Report how many lines in the records hold the string "Australia"; give the number and nothing else.

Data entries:
>>
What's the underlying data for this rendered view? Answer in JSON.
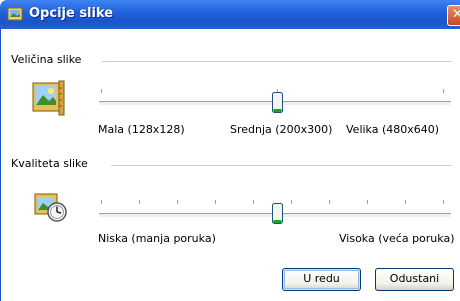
{
  "window": {
    "title": "Opcije slike"
  },
  "size_group": {
    "title": "Veličina slike",
    "labels": [
      "Mala (128x128)",
      "Srednja (200x300)",
      "Velika  (480x640)"
    ],
    "selected_index": 1,
    "positions_count": 3
  },
  "quality_group": {
    "title": "Kvaliteta slike",
    "labels": [
      "Niska (manja poruka)",
      "Visoka (veća poruka)"
    ],
    "selected_fraction": 0.5,
    "positions_count": 10
  },
  "buttons": {
    "ok": "U redu",
    "cancel": "Odustani"
  },
  "colors": {
    "title_bar": "#1f5fd9",
    "thumb_accent": "#21a121"
  },
  "icons": {
    "title": "image-options-icon",
    "size": "picture-resize-icon",
    "quality": "picture-quality-icon",
    "close": "close-icon"
  }
}
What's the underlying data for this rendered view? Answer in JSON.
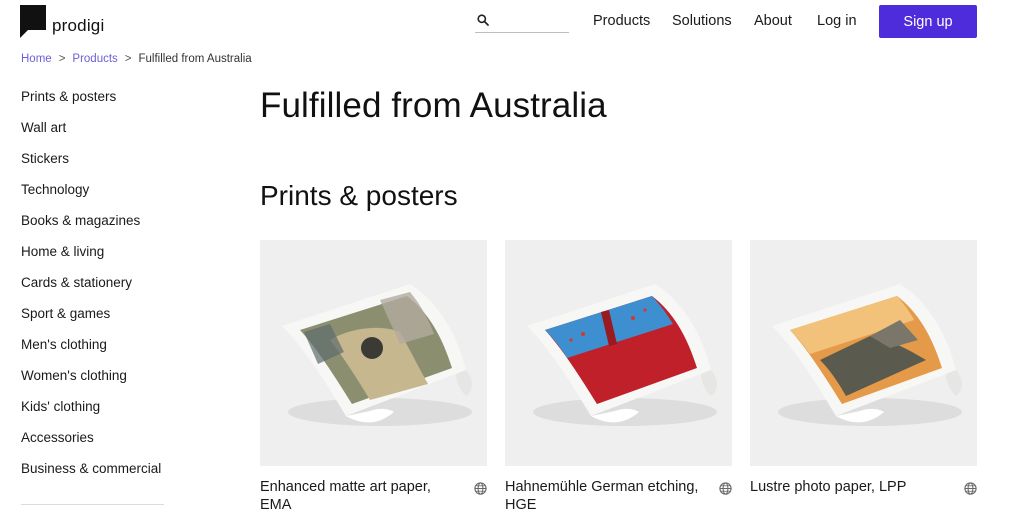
{
  "brand": {
    "name": "prodigi"
  },
  "header": {
    "search": {
      "placeholder": "",
      "value": ""
    },
    "nav": [
      {
        "label": "Products"
      },
      {
        "label": "Solutions"
      },
      {
        "label": "About"
      },
      {
        "label": "Log in"
      }
    ],
    "signup_label": "Sign up"
  },
  "breadcrumb": [
    {
      "label": "Home"
    },
    {
      "label": "Products"
    },
    {
      "label": "Fulfilled from Australia"
    }
  ],
  "breadcrumb_separator": ">",
  "sidebar": {
    "items": [
      {
        "label": "Prints & posters"
      },
      {
        "label": "Wall art"
      },
      {
        "label": "Stickers"
      },
      {
        "label": "Technology"
      },
      {
        "label": "Books & magazines"
      },
      {
        "label": "Home & living"
      },
      {
        "label": "Cards & stationery"
      },
      {
        "label": "Sport & games"
      },
      {
        "label": "Men's clothing"
      },
      {
        "label": "Women's clothing"
      },
      {
        "label": "Kids' clothing"
      },
      {
        "label": "Accessories"
      },
      {
        "label": "Business & commercial"
      }
    ]
  },
  "main": {
    "title": "Fulfilled from Australia",
    "section_title": "Prints & posters",
    "products": [
      {
        "name": "Enhanced matte art paper, EMA",
        "icon": "globe-icon"
      },
      {
        "name": "Hahnemühle German etching, HGE",
        "icon": "globe-icon"
      },
      {
        "name": "Lustre photo paper, LPP",
        "icon": "globe-icon"
      }
    ]
  },
  "colors": {
    "accent": "#4f2cdb",
    "link": "#6b5fd6",
    "card_bg": "#efefef"
  }
}
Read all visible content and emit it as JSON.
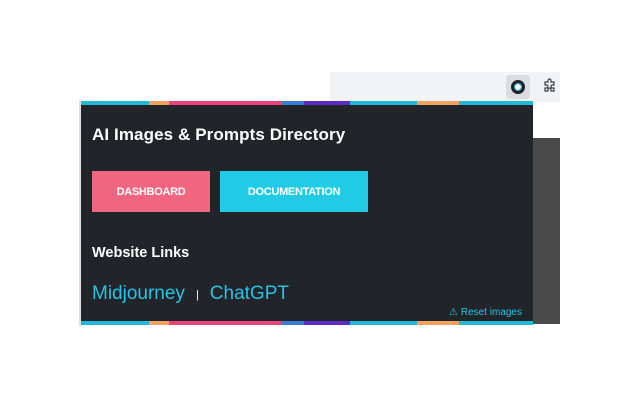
{
  "colors": {
    "popup_bg": "#212429",
    "pink": "#f0667f",
    "cyan": "#21cbe6",
    "link": "#29c3e4",
    "stripe": [
      "#21b9d6",
      "#f4a261",
      "#e8437a",
      "#3a7bd5",
      "#5b2bc4",
      "#21b9d6",
      "#f4a261",
      "#21b9d6"
    ]
  },
  "browser": {
    "extension_icon": "ai-prompts-extension-icon",
    "extensions_icon": "puzzle-icon"
  },
  "popup": {
    "title": "AI Images & Prompts Directory",
    "buttons": {
      "dashboard": "DASHBOARD",
      "documentation": "DOCUMENTATION"
    },
    "links_heading": "Website Links",
    "links": [
      {
        "label": "Midjourney"
      },
      {
        "label": "ChatGPT"
      }
    ],
    "separator": "|",
    "reset": {
      "icon": "warning-icon",
      "icon_glyph": "⚠",
      "label": "Reset images"
    }
  }
}
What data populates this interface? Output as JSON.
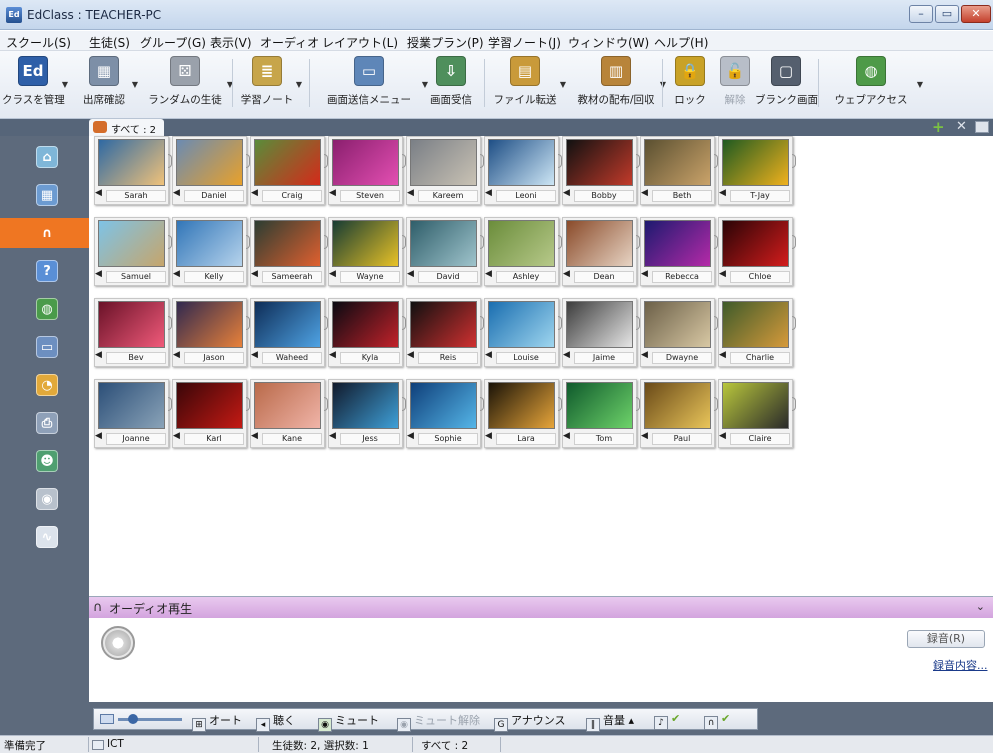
{
  "window": {
    "title": "EdClass : TEACHER-PC",
    "app_icon_label": "Ed"
  },
  "menu": [
    "スクール(S)",
    "生徒(S)",
    "グループ(G)",
    "表示(V)",
    "オーディオ",
    "レイアウト(L)",
    "授業プラン(P)",
    "学習ノート(J)",
    "ウィンドウ(W)",
    "ヘルプ(H)"
  ],
  "toolbar": [
    {
      "label": "クラスを管理",
      "icon": "edclass-logo-icon",
      "color": "#2e5fa8",
      "glyph": "Ed",
      "dropdown": true
    },
    {
      "label": "出席確認",
      "icon": "attendance-icon",
      "color": "#7d8fa7",
      "glyph": "▦",
      "dropdown": true
    },
    {
      "label": "ランダムの生徒",
      "icon": "dice-icon",
      "color": "#9aa1ab",
      "glyph": "⚄",
      "dropdown": true
    },
    {
      "label": "学習ノート",
      "icon": "notebook-icon",
      "color": "#c7a54a",
      "glyph": "≣",
      "dropdown": true
    },
    {
      "label": "画面送信メニュー",
      "icon": "screen-send-icon",
      "color": "#5e86b8",
      "glyph": "▭",
      "dropdown": true
    },
    {
      "label": "画面受信",
      "icon": "screen-receive-icon",
      "color": "#4f8f5c",
      "glyph": "⇩",
      "dropdown": false
    },
    {
      "label": "ファイル転送",
      "icon": "folder-transfer-icon",
      "color": "#c99a3a",
      "glyph": "▤",
      "dropdown": true
    },
    {
      "label": "教材の配布/回収",
      "icon": "materials-icon",
      "color": "#b8843a",
      "glyph": "▥",
      "dropdown": true
    },
    {
      "label": "ロック",
      "icon": "lock-icon",
      "color": "#c9a227",
      "glyph": "🔒",
      "dropdown": false
    },
    {
      "label": "解除",
      "icon": "unlock-icon",
      "color": "#b8bec8",
      "glyph": "🔓",
      "dropdown": false,
      "disabled": true
    },
    {
      "label": "ブランク画面",
      "icon": "blank-screen-icon",
      "color": "#555f6e",
      "glyph": "▢",
      "dropdown": false
    },
    {
      "label": "ウェブアクセス",
      "icon": "web-access-icon",
      "color": "#4e9a48",
      "glyph": "◍",
      "dropdown": true
    }
  ],
  "tab": {
    "label": "すべて : 2"
  },
  "sidebar": [
    {
      "icon": "home-icon",
      "color": "#7fb6d8",
      "glyph": "⌂",
      "active": false
    },
    {
      "icon": "thumbnail-view-icon",
      "color": "#6c9bd1",
      "glyph": "▦",
      "active": false
    },
    {
      "icon": "headphones-icon",
      "color": "#f4f4f4",
      "glyph": "∩",
      "active": true
    },
    {
      "icon": "help-icon",
      "color": "#5a8fd6",
      "glyph": "?",
      "active": false
    },
    {
      "icon": "globe-icon",
      "color": "#4a9b4a",
      "glyph": "◍",
      "active": false
    },
    {
      "icon": "window-icon",
      "color": "#6d8fc0",
      "glyph": "▭",
      "active": false
    },
    {
      "icon": "pie-chart-icon",
      "color": "#e2a93a",
      "glyph": "◔",
      "active": false
    },
    {
      "icon": "printer-icon",
      "color": "#8ea0b8",
      "glyph": "⎙",
      "active": false
    },
    {
      "icon": "users-icon",
      "color": "#4f9f70",
      "glyph": "☻",
      "active": false
    },
    {
      "icon": "disc-icon",
      "color": "#b8c1cc",
      "glyph": "◉",
      "active": false
    },
    {
      "icon": "monitor-icon",
      "color": "#dce3ec",
      "glyph": "∿",
      "active": false
    }
  ],
  "students": [
    {
      "name": "Sarah",
      "colors": [
        "#2f69a3",
        "#f0c27a"
      ]
    },
    {
      "name": "Daniel",
      "colors": [
        "#6b8bb2",
        "#e8a12b"
      ]
    },
    {
      "name": "Craig",
      "colors": [
        "#5a8c3a",
        "#d42a1a"
      ]
    },
    {
      "name": "Steven",
      "colors": [
        "#8a1f6e",
        "#e34fb2"
      ]
    },
    {
      "name": "Kareem",
      "colors": [
        "#7a7f86",
        "#c9c2b4"
      ]
    },
    {
      "name": "Leoni",
      "colors": [
        "#1f4f86",
        "#cde6f5"
      ]
    },
    {
      "name": "Bobby",
      "colors": [
        "#111111",
        "#c23a2a"
      ]
    },
    {
      "name": "Beth",
      "colors": [
        "#5b5031",
        "#caa36a"
      ]
    },
    {
      "name": "T-Jay",
      "colors": [
        "#1f5a20",
        "#f0b11e"
      ]
    },
    {
      "name": "Samuel",
      "colors": [
        "#7ec3e6",
        "#c6a56b"
      ]
    },
    {
      "name": "Kelly",
      "colors": [
        "#3276b8",
        "#b6d3ec"
      ]
    },
    {
      "name": "Sameerah",
      "colors": [
        "#2c3d32",
        "#e0602f"
      ]
    },
    {
      "name": "Wayne",
      "colors": [
        "#173c33",
        "#e8c227"
      ]
    },
    {
      "name": "David",
      "colors": [
        "#2f5e6a",
        "#9fc4cc"
      ]
    },
    {
      "name": "Ashley",
      "colors": [
        "#6b8d3b",
        "#b7c98a"
      ]
    },
    {
      "name": "Dean",
      "colors": [
        "#8a4b2a",
        "#e7d4c4"
      ]
    },
    {
      "name": "Rebecca",
      "colors": [
        "#1d1a6f",
        "#b52aa8"
      ]
    },
    {
      "name": "Chloe",
      "colors": [
        "#2a0406",
        "#d31c1c"
      ]
    },
    {
      "name": "Bev",
      "colors": [
        "#6a1228",
        "#f05a7a"
      ]
    },
    {
      "name": "Jason",
      "colors": [
        "#31294f",
        "#e8813a"
      ]
    },
    {
      "name": "Waheed",
      "colors": [
        "#0e2d57",
        "#4fa3e4"
      ]
    },
    {
      "name": "Kyla",
      "colors": [
        "#0a0a12",
        "#c2222a"
      ]
    },
    {
      "name": "Reis",
      "colors": [
        "#101010",
        "#d03030"
      ]
    },
    {
      "name": "Louise",
      "colors": [
        "#1a6eb0",
        "#9fd6ef"
      ]
    },
    {
      "name": "Jaime",
      "colors": [
        "#3d3d3d",
        "#e6e6e6"
      ]
    },
    {
      "name": "Dwayne",
      "colors": [
        "#6c6048",
        "#d8c8a4"
      ]
    },
    {
      "name": "Charlie",
      "colors": [
        "#3f5b2a",
        "#d69a3b"
      ]
    },
    {
      "name": "Joanne",
      "colors": [
        "#2c4f78",
        "#8aa3b8"
      ]
    },
    {
      "name": "Karl",
      "colors": [
        "#3a0608",
        "#c41a14"
      ]
    },
    {
      "name": "Kane",
      "colors": [
        "#b96a4a",
        "#f0b4a8"
      ]
    },
    {
      "name": "Jess",
      "colors": [
        "#111a2c",
        "#3fa0d8"
      ]
    },
    {
      "name": "Sophie",
      "colors": [
        "#0f3f7a",
        "#55b6e8"
      ]
    },
    {
      "name": "Lara",
      "colors": [
        "#1b1408",
        "#e7a53a"
      ]
    },
    {
      "name": "Tom",
      "colors": [
        "#0f5a2c",
        "#6ed36a"
      ]
    },
    {
      "name": "Paul",
      "colors": [
        "#6a4a18",
        "#e9c55a"
      ]
    },
    {
      "name": "Claire",
      "colors": [
        "#b8c63c",
        "#2a2a2a"
      ]
    }
  ],
  "audio": {
    "title": "オーディオ再生",
    "record_button": "録音(R)",
    "recordings_link": "録音内容..."
  },
  "bottom_toolbar": {
    "auto": "オート",
    "listen": "聴く",
    "mute": "ミュート",
    "unmute": "ミュート解除",
    "announce": "アナウンス",
    "volume": "音量"
  },
  "status": {
    "ready": "準備完了",
    "computer": "ICT",
    "counts": "生徒数: 2, 選択数: 1",
    "filter": "すべて : 2"
  }
}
<<
Written solution: 2